JOB
The records underneath are to be repeated exactly, with the pictures left out.

○ ○ ○ ○ ○ ○ ○

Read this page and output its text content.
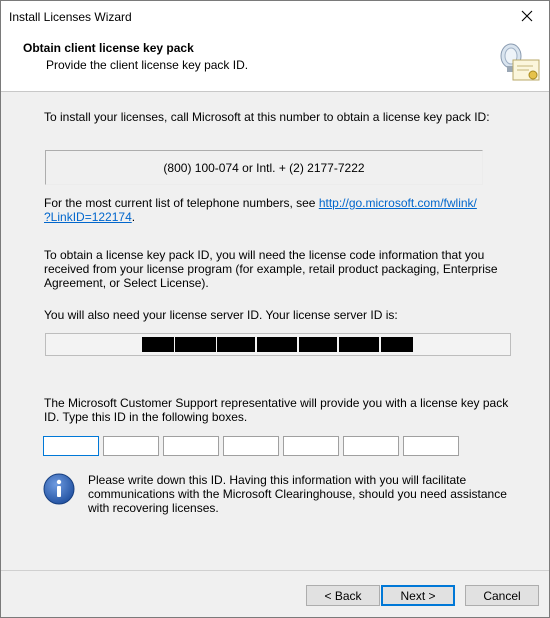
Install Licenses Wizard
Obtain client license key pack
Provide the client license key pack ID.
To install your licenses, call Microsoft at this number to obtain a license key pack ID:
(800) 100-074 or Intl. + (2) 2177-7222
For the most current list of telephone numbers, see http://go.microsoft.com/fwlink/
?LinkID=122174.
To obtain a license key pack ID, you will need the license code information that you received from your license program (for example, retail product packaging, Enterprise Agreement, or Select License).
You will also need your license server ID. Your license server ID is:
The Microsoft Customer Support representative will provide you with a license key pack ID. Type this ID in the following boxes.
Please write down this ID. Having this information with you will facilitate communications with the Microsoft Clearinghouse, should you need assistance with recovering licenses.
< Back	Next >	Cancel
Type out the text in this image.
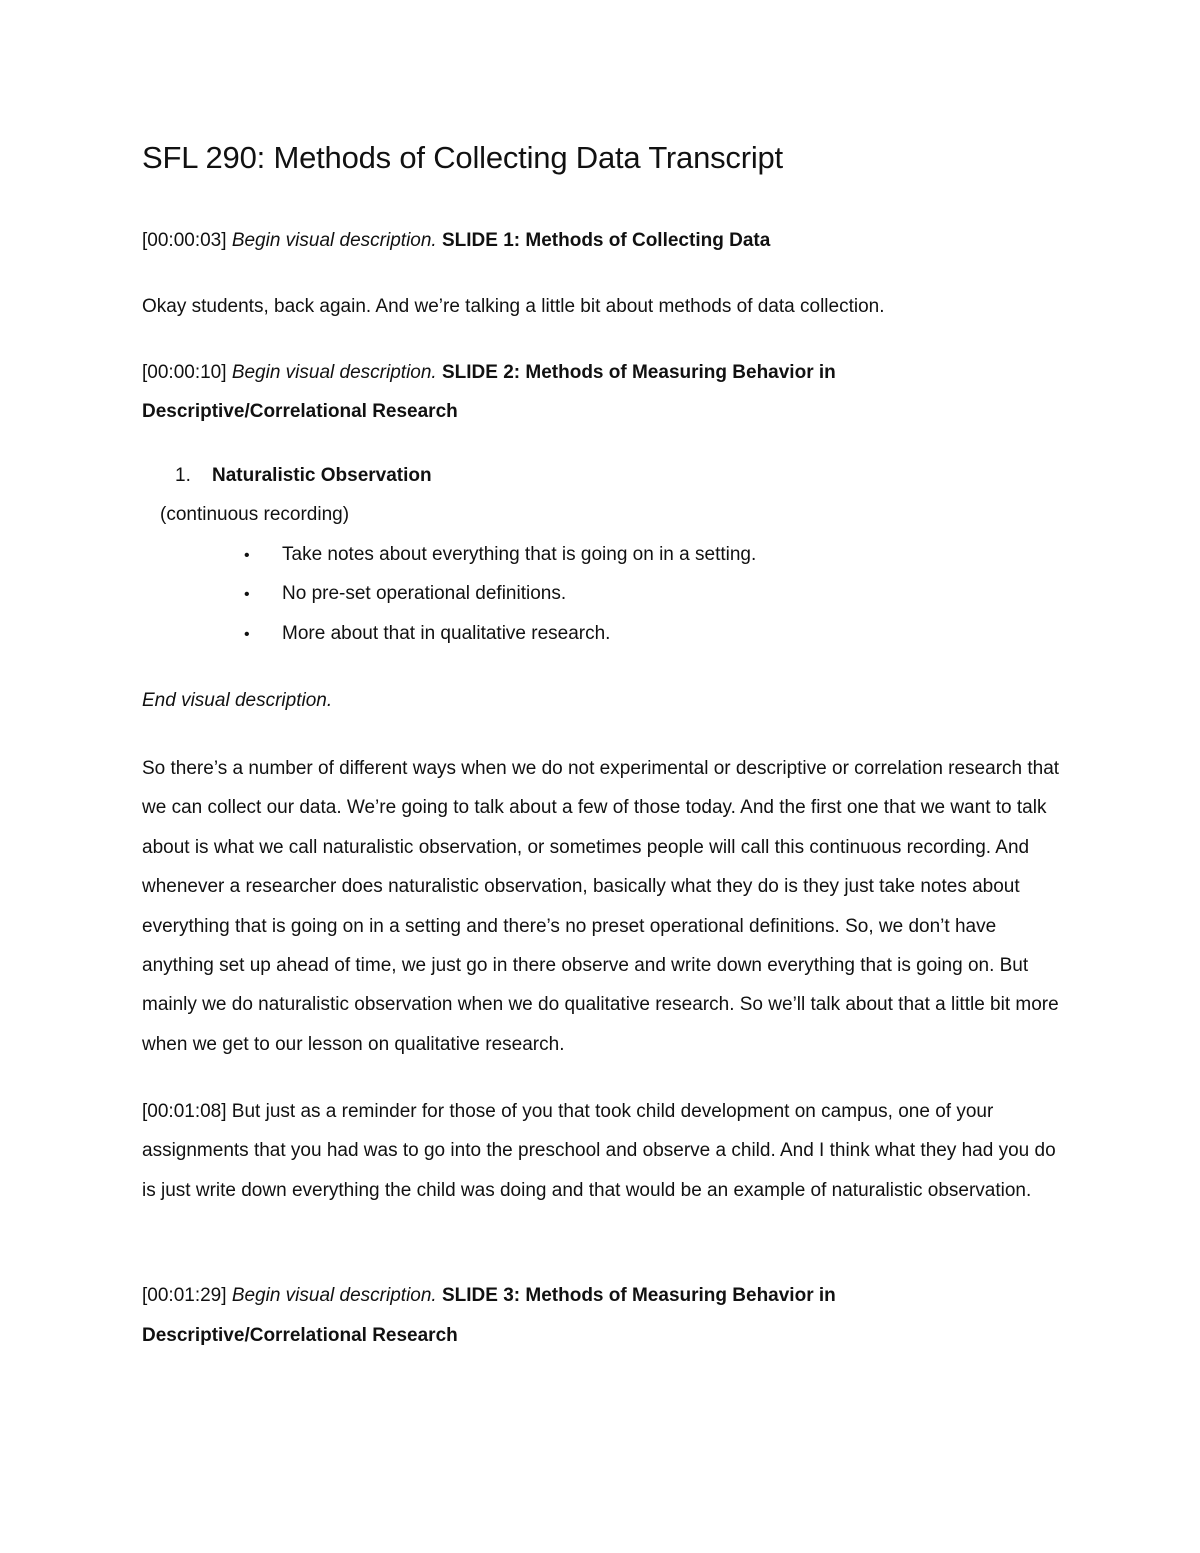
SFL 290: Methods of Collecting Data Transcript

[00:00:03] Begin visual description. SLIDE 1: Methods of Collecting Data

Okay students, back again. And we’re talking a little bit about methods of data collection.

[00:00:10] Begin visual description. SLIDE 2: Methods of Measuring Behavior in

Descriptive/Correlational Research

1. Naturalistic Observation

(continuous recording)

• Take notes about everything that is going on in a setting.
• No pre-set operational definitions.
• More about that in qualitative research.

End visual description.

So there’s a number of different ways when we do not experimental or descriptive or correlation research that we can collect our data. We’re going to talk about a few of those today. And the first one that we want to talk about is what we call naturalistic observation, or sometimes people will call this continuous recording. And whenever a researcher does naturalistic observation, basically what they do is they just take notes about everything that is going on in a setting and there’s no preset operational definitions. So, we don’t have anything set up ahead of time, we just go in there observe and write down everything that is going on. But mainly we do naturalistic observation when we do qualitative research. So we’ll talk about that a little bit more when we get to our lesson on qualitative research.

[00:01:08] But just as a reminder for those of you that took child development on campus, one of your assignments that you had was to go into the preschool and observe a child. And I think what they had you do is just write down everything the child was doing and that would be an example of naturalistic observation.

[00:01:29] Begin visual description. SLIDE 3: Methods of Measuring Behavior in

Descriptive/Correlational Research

○ ○ ○ ○ ○ ○ ○

SOLUTION FOR THIS TASK
Read this page and output its text content.
Install Licenses Wizard
Obtain client license key pack
Provide the client license key pack ID.
To install your licenses, call Microsoft at this number to obtain a license key pack ID:
(800) 100-074 or Intl. + (2) 2177-7222
For the most current list of telephone numbers, see http://go.microsoft.com/fwlink/
?LinkID=122174.
To obtain a license key pack ID, you will need the license code information that you received from your license program (for example, retail product packaging, Enterprise Agreement, or Select License).
You will also need your license server ID. Your license server ID is:
The Microsoft Customer Support representative will provide you with a license key pack ID. Type this ID in the following boxes.
Please write down this ID. Having this information with you will facilitate communications with the Microsoft Clearinghouse, should you need assistance with recovering licenses.
< Back	Next >	Cancel
Type out the text in this image.
SFL 290: Methods of Collecting Data Transcript

[00:00:03] Begin visual description. SLIDE 1: Methods of Collecting Data

Okay students, back again. And we’re talking a little bit about methods of data collection.

[00:00:10] Begin visual description. SLIDE 2: Methods of Measuring Behavior in

Descriptive/Correlational Research

1. Naturalistic Observation

(continuous recording)

• Take notes about everything that is going on in a setting.
• No pre-set operational definitions.
• More about that in qualitative research.

End visual description.

So there’s a number of different ways when we do not experimental or descriptive or correlation research that we can collect our data. We’re going to talk about a few of those today. And the first one that we want to talk about is what we call naturalistic observation, or sometimes people will call this continuous recording. And whenever a researcher does naturalistic observation, basically what they do is they just take notes about everything that is going on in a setting and there’s no preset operational definitions. So, we don’t have anything set up ahead of time, we just go in there observe and write down everything that is going on. But mainly we do naturalistic observation when we do qualitative research. So we’ll talk about that a little bit more when we get to our lesson on qualitative research.

[00:01:08] But just as a reminder for those of you that took child development on campus, one of your assignments that you had was to go into the preschool and observe a child. And I think what they had you do is just write down everything the child was doing and that would be an example of naturalistic observation.

[00:01:29] Begin visual description. SLIDE 3: Methods of Measuring Behavior in

Descriptive/Correlational Research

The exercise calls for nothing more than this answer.